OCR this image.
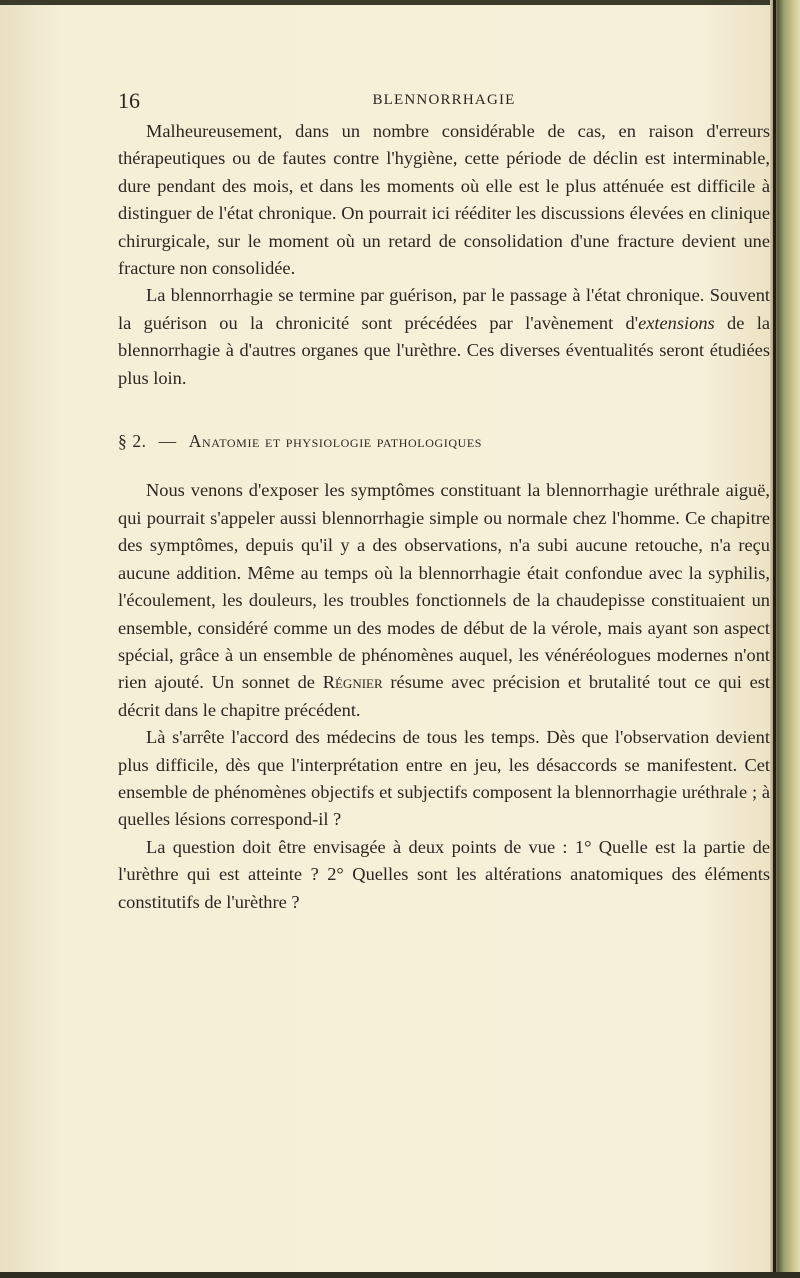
16	BLENNORRHAGIE

Malheureusement, dans un nombre considérable de cas, en raison d'erreurs thérapeutiques ou de fautes contre l'hygiène, cette période de déclin est interminable, dure pendant des mois, et dans les moments où elle est le plus atténuée est difficile à distinguer de l'état chronique. On pourrait ici rééditer les discussions élevées en clinique chirurgicale, sur le moment où un retard de consolidation d'une fracture devient une fracture non consolidée.

La blennorrhagie se termine par guérison, par le passage à l'état chronique. Souvent la guérison ou la chronicité sont précédées par l'avènement d'extensions de la blennorrhagie à d'autres organes que l'urèthre. Ces diverses éventualités seront étudiées plus loin.

§ 2. — Anatomie et physiologie pathologiques

Nous venons d'exposer les symptômes constituant la blennorrhagie uréthrale aiguë, qui pourrait s'appeler aussi blennorrhagie simple ou normale chez l'homme. Ce chapitre des symptômes, depuis qu'il y a des observations, n'a subi aucune retouche, n'a reçu aucune addition. Même au temps où la blennorrhagie était confondue avec la syphilis, l'écoulement, les douleurs, les troubles fonctionnels de la chaudepisse constituaient un ensemble, considéré comme un des modes de début de la vérole, mais ayant son aspect spécial, grâce à un ensemble de phénomènes auquel, les vénéréologues modernes n'ont rien ajouté. Un sonnet de Régnier résume avec précision et brutalité tout ce qui est décrit dans le chapitre précédent.

Là s'arrête l'accord des médecins de tous les temps. Dès que l'observation devient plus difficile, dès que l'interprétation entre en jeu, les désaccords se manifestent. Cet ensemble de phénomènes objectifs et subjectifs composent la blennorrhagie uréthrale ; à quelles lésions correspond-il ?

La question doit être envisagée à deux points de vue : 1° Quelle est la partie de l'urèthre qui est atteinte ? 2° Quelles sont les altérations anatomiques des éléments constitutifs de l'urèthre ?
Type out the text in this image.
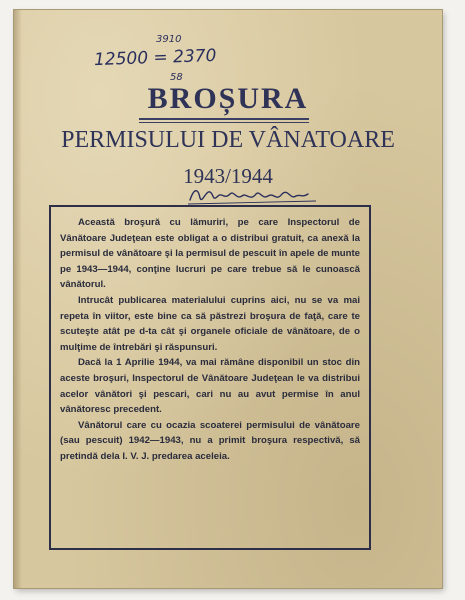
3910
12500 = 2370
58
BROȘURA
PERMISULUI DE VÂNATOARE
1943/1944

Această broşură cu lămuriri, pe care Inspectorul de Vânătoare Judeţean este obligat a o distribui gratuit, ca anexă la permisul de vânătoare şi la permisul de pescuit în apele de munte pe 1943—1944, conţine lucruri pe care trebue să le cunoască vânătorul.

Intrucât publicarea materialului cuprins aici, nu se va mai repeta în viitor, este bine ca să păstrezi broşura de faţă, care te scuteşte atât pe d-ta cât şi organele oficiale de vânătoare, de o mulţime de întrebări şi răspunsuri.

Dacă la 1 Aprilie 1944, va mai rămâne disponibil un stoc din aceste broşuri, Inspectorul de Vânătoare Judeţean le va distribui acelor vânători şi pescari, cari nu au avut permise în anul vânătoresc precedent.

Vânătorul care cu ocazia scoaterei permisului de vânătoare (sau pescuit) 1942—1943, nu a primit broşura respectivă, să pretindă dela I. V. J. predarea aceleia.
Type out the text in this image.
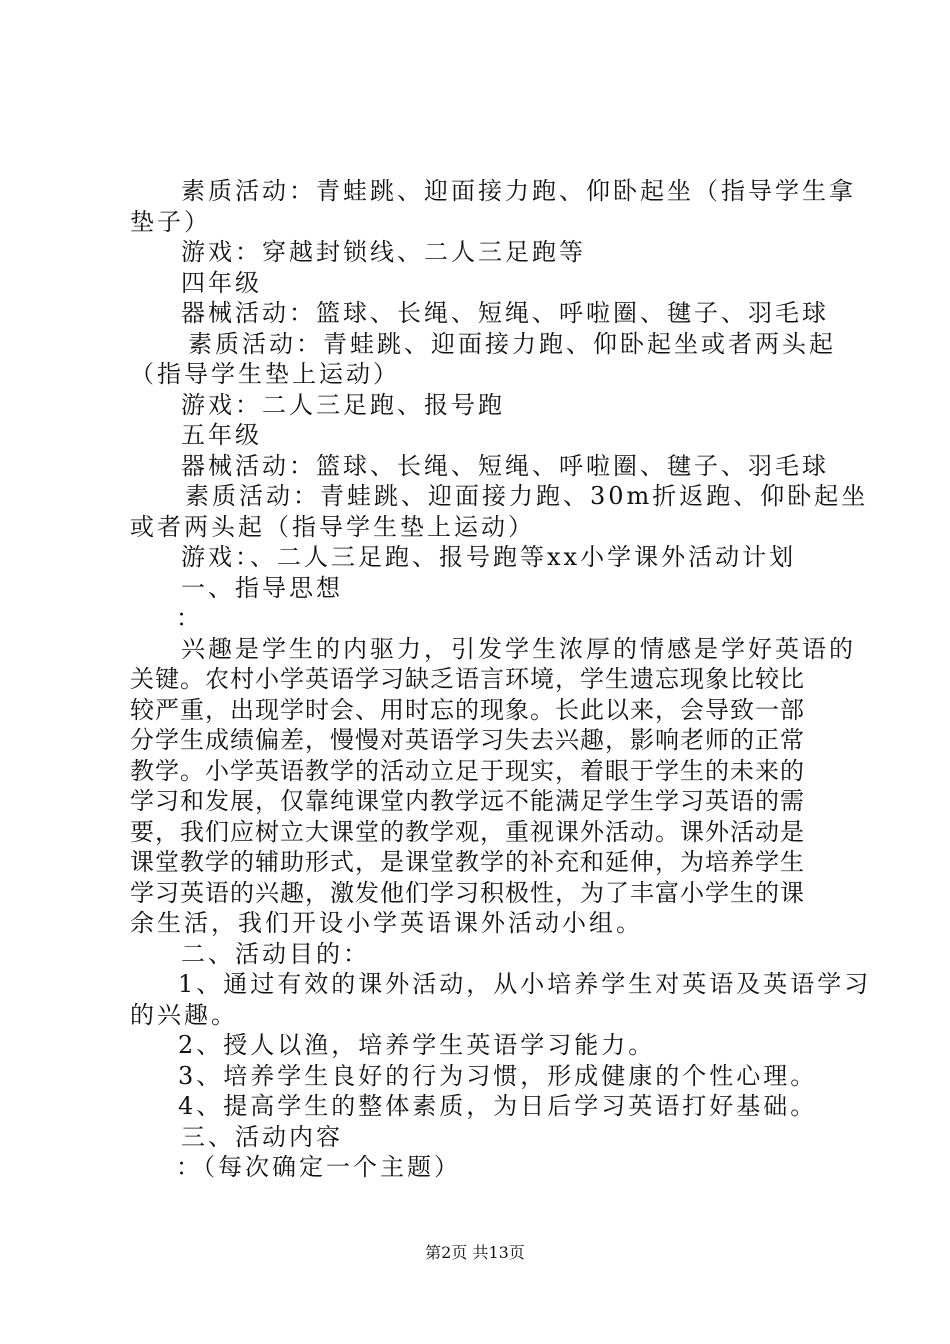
素质活动：青蛙跳、迎面接力跑、仰卧起坐（指导学生拿
垫子）
游戏：穿越封锁线、二人三足跑等
四年级
器械活动：篮球、长绳、短绳、呼啦圈、毽子、羽毛球
素质活动：青蛙跳、迎面接力跑、仰卧起坐或者两头起
（指导学生垫上运动）
游戏：二人三足跑、报号跑
五年级
器械活动：篮球、长绳、短绳、呼啦圈、毽子、羽毛球
素质活动：青蛙跳、迎面接力跑、30m折返跑、仰卧起坐
或者两头起（指导学生垫上运动）
游戏：、二人三足跑、报号跑等xx小学课外活动计划
一、指导思想
：
兴趣是学生的内驱力，引发学生浓厚的情感是学好英语的
关键。农村小学英语学习缺乏语言环境，学生遗忘现象比较比
较严重，出现学时会、用时忘的现象。长此以来，会导致一部
分学生成绩偏差，慢慢对英语学习失去兴趣，影响老师的正常
教学。小学英语教学的活动立足于现实，着眼于学生的未来的
学习和发展，仅靠纯课堂内教学远不能满足学生学习英语的需
要，我们应树立大课堂的教学观，重视课外活动。课外活动是
课堂教学的辅助形式，是课堂教学的补充和延伸，为培养学生
学习英语的兴趣，激发他们学习积极性，为了丰富小学生的课
余生活，我们开设小学英语课外活动小组。
二、活动目的：
1、通过有效的课外活动，从小培养学生对英语及英语学习
的兴趣。
2、授人以渔，培养学生英语学习能力。
3、培养学生良好的行为习惯，形成健康的个性心理。
4、提高学生的整体素质，为日后学习英语打好基础。
三、活动内容
：（每次确定一个主题）
第2页 共13页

:::::

• **Challenge**:
Copy every entry exactly as written. Pictures are excluded.

• **Correct result**:
OCR this image.
16	BLENNORRHAGIE

Malheureusement, dans un nombre considérable de cas, en raison d'erreurs thérapeutiques ou de fautes contre l'hygiène, cette période de déclin est interminable, dure pendant des mois, et dans les moments où elle est le plus atténuée est difficile à distinguer de l'état chronique. On pourrait ici rééditer les discussions élevées en clinique chirurgicale, sur le moment où un retard de consolidation d'une fracture devient une fracture non consolidée.

La blennorrhagie se termine par guérison, par le passage à l'état chronique. Souvent la guérison ou la chronicité sont précédées par l'avènement d'extensions de la blennorrhagie à d'autres organes que l'urèthre. Ces diverses éventualités seront étudiées plus loin.

§ 2. — Anatomie et physiologie pathologiques

Nous venons d'exposer les symptômes constituant la blennorrhagie uréthrale aiguë, qui pourrait s'appeler aussi blennorrhagie simple ou normale chez l'homme. Ce chapitre des symptômes, depuis qu'il y a des observations, n'a subi aucune retouche, n'a reçu aucune addition. Même au temps où la blennorrhagie était confondue avec la syphilis, l'écoulement, les douleurs, les troubles fonctionnels de la chaudepisse constituaient un ensemble, considéré comme un des modes de début de la vérole, mais ayant son aspect spécial, grâce à un ensemble de phénomènes auquel, les vénéréologues modernes n'ont rien ajouté. Un sonnet de Régnier résume avec précision et brutalité tout ce qui est décrit dans le chapitre précédent.

Là s'arrête l'accord des médecins de tous les temps. Dès que l'observation devient plus difficile, dès que l'interprétation entre en jeu, les désaccords se manifestent. Cet ensemble de phénomènes objectifs et subjectifs composent la blennorrhagie uréthrale ; à quelles lésions correspond-il ?

La question doit être envisagée à deux points de vue : 1° Quelle est la partie de l'urèthre qui est atteinte ? 2° Quelles sont les altérations anatomiques des éléments constitutifs de l'urèthre ?
Type out the text in this image.
3910
12500 = 2370
58
BROȘURA
PERMISULUI DE VÂNATOARE
1943/1944

Această broşură cu lămuriri, pe care Inspectorul de Vânătoare Judeţean este obligat a o distribui gratuit, ca anexă la permisul de vânătoare şi la permisul de pescuit în apele de munte pe 1943—1944, conţine lucruri pe care trebue să le cunoască vânătorul.

Intrucât publicarea materialului cuprins aici, nu se va mai repeta în viitor, este bine ca să păstrezi broşura de faţă, care te scuteşte atât pe d-ta cât şi organele oficiale de vânătoare, de o mulţime de întrebări şi răspunsuri.

Dacă la 1 Aprilie 1944, va mai rămâne disponibil un stoc din aceste broşuri, Inspectorul de Vânătoare Judeţean le va distribui acelor vânători şi pescari, cari nu au avut permise în anul vânătoresc precedent.

Vânătorul care cu ocazia scoaterei permisului de vânătoare (sau pescuit) 1942—1943, nu a primit broşura respectivă, să pretindă dela I. V. J. predarea aceleia.
Type out the text in this image.
素质活动：青蛙跳、迎面接力跑、仰卧起坐（指导学生拿
垫子）
游戏：穿越封锁线、二人三足跑等
四年级
器械活动：篮球、长绳、短绳、呼啦圈、毽子、羽毛球
素质活动：青蛙跳、迎面接力跑、仰卧起坐或者两头起
（指导学生垫上运动）
游戏：二人三足跑、报号跑
五年级
器械活动：篮球、长绳、短绳、呼啦圈、毽子、羽毛球
素质活动：青蛙跳、迎面接力跑、30m折返跑、仰卧起坐
或者两头起（指导学生垫上运动）
游戏：、二人三足跑、报号跑等xx小学课外活动计划
一、指导思想
：
兴趣是学生的内驱力，引发学生浓厚的情感是学好英语的
关键。农村小学英语学习缺乏语言环境，学生遗忘现象比较比
较严重，出现学时会、用时忘的现象。长此以来，会导致一部
分学生成绩偏差，慢慢对英语学习失去兴趣，影响老师的正常
教学。小学英语教学的活动立足于现实，着眼于学生的未来的
学习和发展，仅靠纯课堂内教学远不能满足学生学习英语的需
要，我们应树立大课堂的教学观，重视课外活动。课外活动是
课堂教学的辅助形式，是课堂教学的补充和延伸，为培养学生
学习英语的兴趣，激发他们学习积极性，为了丰富小学生的课
余生活，我们开设小学英语课外活动小组。
二、活动目的：
1、通过有效的课外活动，从小培养学生对英语及英语学习
的兴趣。
2、授人以渔，培养学生英语学习能力。
3、培养学生良好的行为习惯，形成健康的个性心理。
4、提高学生的整体素质，为日后学习英语打好基础。
三、活动内容
：（每次确定一个主题）
第2页 共13页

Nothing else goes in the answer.